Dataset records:

Start

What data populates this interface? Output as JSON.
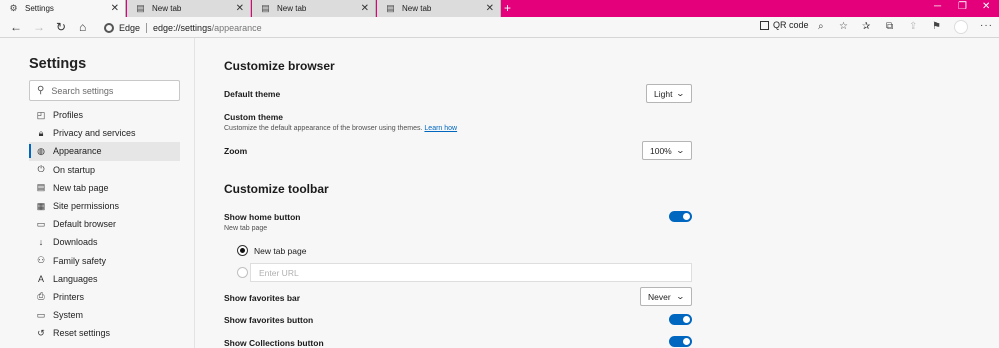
{
  "tabs": [
    {
      "label": "Settings",
      "icon": "gear-icon",
      "active": true
    },
    {
      "label": "New tab",
      "icon": "page-icon",
      "active": false
    },
    {
      "label": "New tab",
      "icon": "page-icon",
      "active": false
    },
    {
      "label": "New tab",
      "icon": "page-icon",
      "active": false
    }
  ],
  "address": {
    "host_label": "Edge",
    "url_scheme_host": "edge://settings",
    "url_path": "/appearance",
    "qr_label": "QR code"
  },
  "colors": {
    "titlebar": "#e3007a",
    "accent": "#0067c0"
  },
  "sidebar": {
    "title": "Settings",
    "search_placeholder": "Search settings",
    "items": [
      {
        "label": "Profiles",
        "icon": "profile-icon"
      },
      {
        "label": "Privacy and services",
        "icon": "lock-icon"
      },
      {
        "label": "Appearance",
        "icon": "palette-icon",
        "active": true
      },
      {
        "label": "On startup",
        "icon": "power-icon"
      },
      {
        "label": "New tab page",
        "icon": "newtab-icon"
      },
      {
        "label": "Site permissions",
        "icon": "site-permissions-icon"
      },
      {
        "label": "Default browser",
        "icon": "browser-icon"
      },
      {
        "label": "Downloads",
        "icon": "download-icon"
      },
      {
        "label": "Family safety",
        "icon": "family-icon"
      },
      {
        "label": "Languages",
        "icon": "language-icon"
      },
      {
        "label": "Printers",
        "icon": "printer-icon"
      },
      {
        "label": "System",
        "icon": "system-icon"
      },
      {
        "label": "Reset settings",
        "icon": "reset-icon"
      }
    ]
  },
  "main": {
    "customize_browser": {
      "heading": "Customize browser",
      "default_theme_label": "Default theme",
      "default_theme_value": "Light",
      "custom_theme_label": "Custom theme",
      "custom_theme_desc": "Customize the default appearance of the browser using themes.",
      "learn_how": "Learn how",
      "zoom_label": "Zoom",
      "zoom_value": "100%"
    },
    "customize_toolbar": {
      "heading": "Customize toolbar",
      "show_home_label": "Show home button",
      "show_home_sub": "New tab page",
      "show_home_on": true,
      "radio_newtab_label": "New tab page",
      "url_placeholder": "Enter URL",
      "favorites_bar_label": "Show favorites bar",
      "favorites_bar_value": "Never",
      "favorites_button_label": "Show favorites button",
      "favorites_button_on": true,
      "collections_label": "Show Collections button",
      "collections_on": true
    }
  }
}
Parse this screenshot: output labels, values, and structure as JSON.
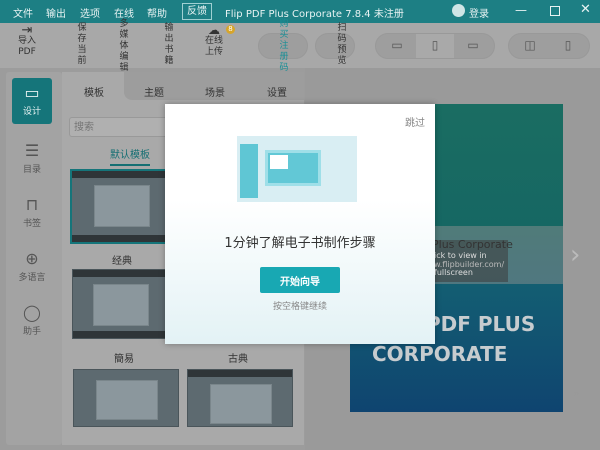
{
  "titlebar": {
    "menus": [
      "文件",
      "输出",
      "选项",
      "在线",
      "帮助"
    ],
    "feedback": "反馈",
    "title": "Flip PDF Plus Corporate 7.8.4 未注册",
    "login": "登录"
  },
  "toolbar": {
    "import": "导入",
    "import2": "PDF",
    "save": "保存当前",
    "media": "多媒体编辑器",
    "export": "输出书籍",
    "upload": "在线",
    "upload2": "上传",
    "badge": "8",
    "buy": "购买注册码",
    "scan": "扫码预览"
  },
  "sidebar": {
    "items": [
      {
        "label": "设计",
        "icon": "monitor-icon"
      },
      {
        "label": "目录",
        "icon": "list-icon"
      },
      {
        "label": "书签",
        "icon": "bookmark-icon"
      },
      {
        "label": "多语言",
        "icon": "globe-icon"
      },
      {
        "label": "助手",
        "icon": "chat-icon"
      }
    ]
  },
  "panel": {
    "tabs": [
      "模板",
      "主题",
      "场景",
      "设置"
    ],
    "search_placeholder": "搜索",
    "subtab": "默认模板",
    "templates": [
      "经典",
      "簡易",
      "古典"
    ]
  },
  "preview": {
    "title_line": "Plus Corporate",
    "hint1": "ick to view in",
    "hint2": "w.flipbuilder.com/",
    "hint3": "fullscreen",
    "cover1": "PDF PLUS",
    "cover2": "CORPORATE"
  },
  "modal": {
    "skip": "跳过",
    "heading": "1分钟了解电子书制作步骤",
    "start": "开始向导",
    "hint": "按空格键继续"
  },
  "colors": {
    "accent": "#18a8b3",
    "titlebar": "#1d7f84"
  }
}
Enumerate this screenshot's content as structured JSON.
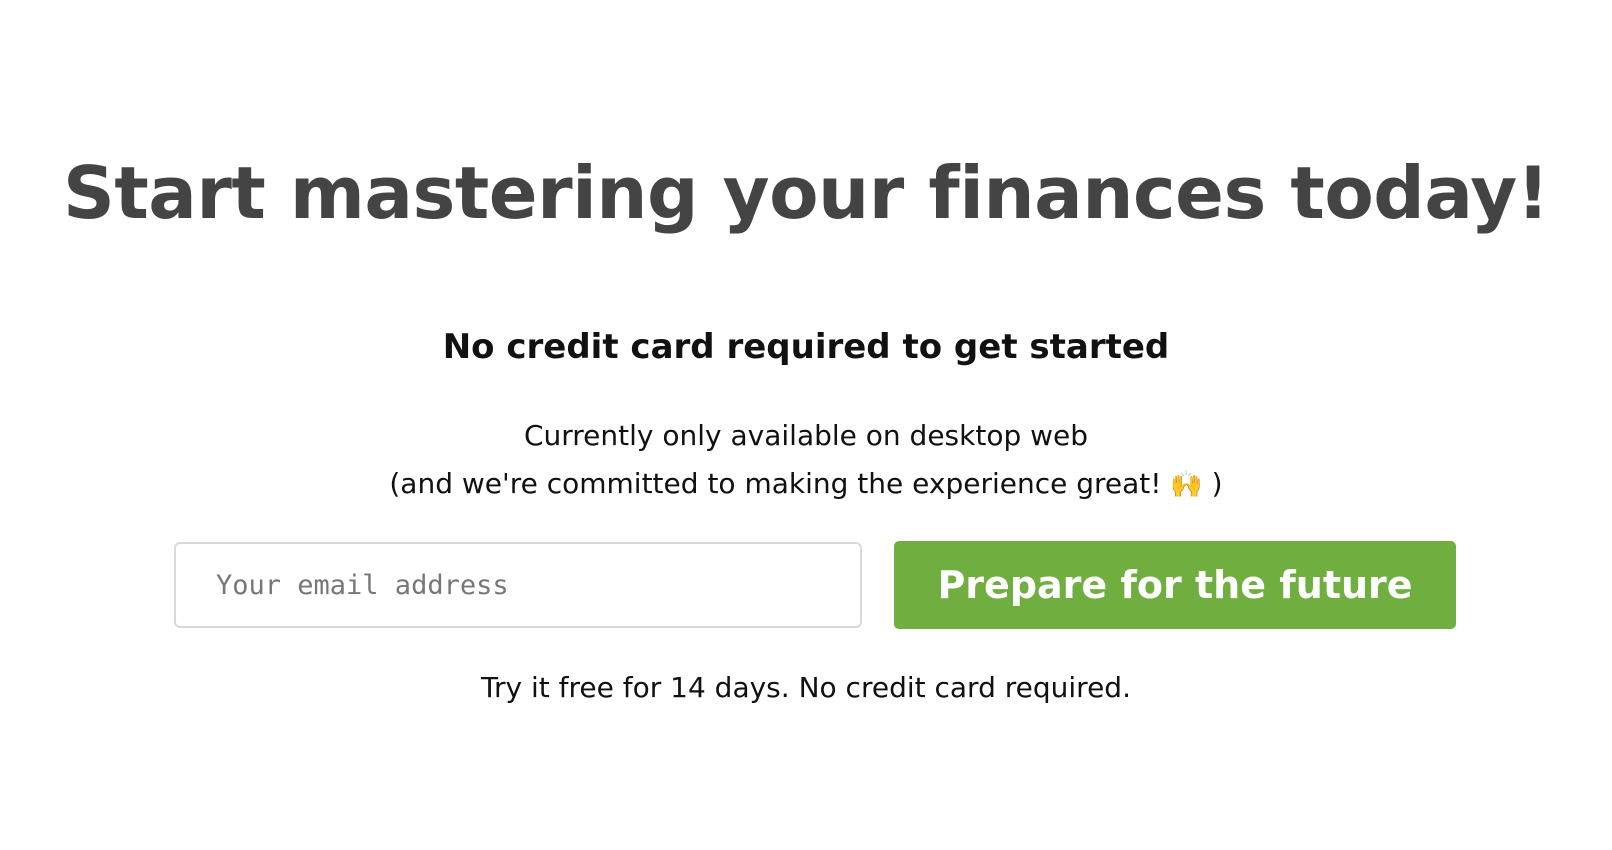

End

**Exercise brief**
Pictures are to be left out; all else in the entries above is to be quoted exactly.

**Problem solution**
What data populates this interface? Output as JSON.
{
  "tabs": [
    {
      "label": "Settings",
      "icon": "gear-icon",
      "active": true
    },
    {
      "label": "New tab",
      "icon": "page-icon",
      "active": false
    },
    {
      "label": "New tab",
      "icon": "page-icon",
      "active": false
    },
    {
      "label": "New tab",
      "icon": "page-icon",
      "active": false
    }
  ],
  "address": {
    "host_label": "Edge",
    "url_scheme_host": "edge://settings",
    "url_path": "/appearance",
    "qr_label": "QR code"
  },
  "colors": {
    "titlebar": "#e3007a",
    "accent": "#0067c0"
  },
  "sidebar": {
    "title": "Settings",
    "search_placeholder": "Search settings",
    "items": [
      {
        "label": "Profiles",
        "icon": "profile-icon"
      },
      {
        "label": "Privacy and services",
        "icon": "lock-icon"
      },
      {
        "label": "Appearance",
        "icon": "palette-icon",
        "active": true
      },
      {
        "label": "On startup",
        "icon": "power-icon"
      },
      {
        "label": "New tab page",
        "icon": "newtab-icon"
      },
      {
        "label": "Site permissions",
        "icon": "site-permissions-icon"
      },
      {
        "label": "Default browser",
        "icon": "browser-icon"
      },
      {
        "label": "Downloads",
        "icon": "download-icon"
      },
      {
        "label": "Family safety",
        "icon": "family-icon"
      },
      {
        "label": "Languages",
        "icon": "language-icon"
      },
      {
        "label": "Printers",
        "icon": "printer-icon"
      },
      {
        "label": "System",
        "icon": "system-icon"
      },
      {
        "label": "Reset settings",
        "icon": "reset-icon"
      }
    ]
  },
  "main": {
    "customize_browser": {
      "heading": "Customize browser",
      "default_theme_label": "Default theme",
      "default_theme_value": "Light",
      "custom_theme_label": "Custom theme",
      "custom_theme_desc": "Customize the default appearance of the browser using themes.",
      "learn_how": "Learn how",
      "zoom_label": "Zoom",
      "zoom_value": "100%"
    },
    "customize_toolbar": {
      "heading": "Customize toolbar",
      "show_home_label": "Show home button",
      "show_home_sub": "New tab page",
      "show_home_on": true,
      "radio_newtab_label": "New tab page",
      "url_placeholder": "Enter URL",
      "favorites_bar_label": "Show favorites bar",
      "favorites_bar_value": "Never",
      "favorites_button_label": "Show favorites button",
      "favorites_button_on": true,
      "collections_label": "Show Collections button",
      "collections_on": true
    }
  }
}
Parse this screenshot: output labels, values, and structure as JSON.
{
  "titlebar": {
    "menus": [
      "文件",
      "输出",
      "选项",
      "在线",
      "帮助"
    ],
    "feedback": "反馈",
    "title": "Flip PDF Plus Corporate 7.8.4 未注册",
    "login": "登录"
  },
  "toolbar": {
    "import": "导入",
    "import2": "PDF",
    "save": "保存当前",
    "media": "多媒体编辑器",
    "export": "输出书籍",
    "upload": "在线",
    "upload2": "上传",
    "badge": "8",
    "buy": "购买注册码",
    "scan": "扫码预览"
  },
  "sidebar": {
    "items": [
      {
        "label": "设计",
        "icon": "monitor-icon"
      },
      {
        "label": "目录",
        "icon": "list-icon"
      },
      {
        "label": "书签",
        "icon": "bookmark-icon"
      },
      {
        "label": "多语言",
        "icon": "globe-icon"
      },
      {
        "label": "助手",
        "icon": "chat-icon"
      }
    ]
  },
  "panel": {
    "tabs": [
      "模板",
      "主题",
      "场景",
      "设置"
    ],
    "search_placeholder": "搜索",
    "subtab": "默认模板",
    "templates": [
      "经典",
      "簡易",
      "古典"
    ]
  },
  "preview": {
    "title_line": "Plus Corporate",
    "hint1": "ick to view in",
    "hint2": "w.flipbuilder.com/",
    "hint3": "fullscreen",
    "cover1": "PDF PLUS",
    "cover2": "CORPORATE"
  },
  "modal": {
    "skip": "跳过",
    "heading": "1分钟了解电子书制作步骤",
    "start": "开始向导",
    "hint": "按空格键继续"
  },
  "colors": {
    "accent": "#18a8b3",
    "titlebar": "#1d7f84"
  }
}
Enumerate this screenshot's content as structured JSON.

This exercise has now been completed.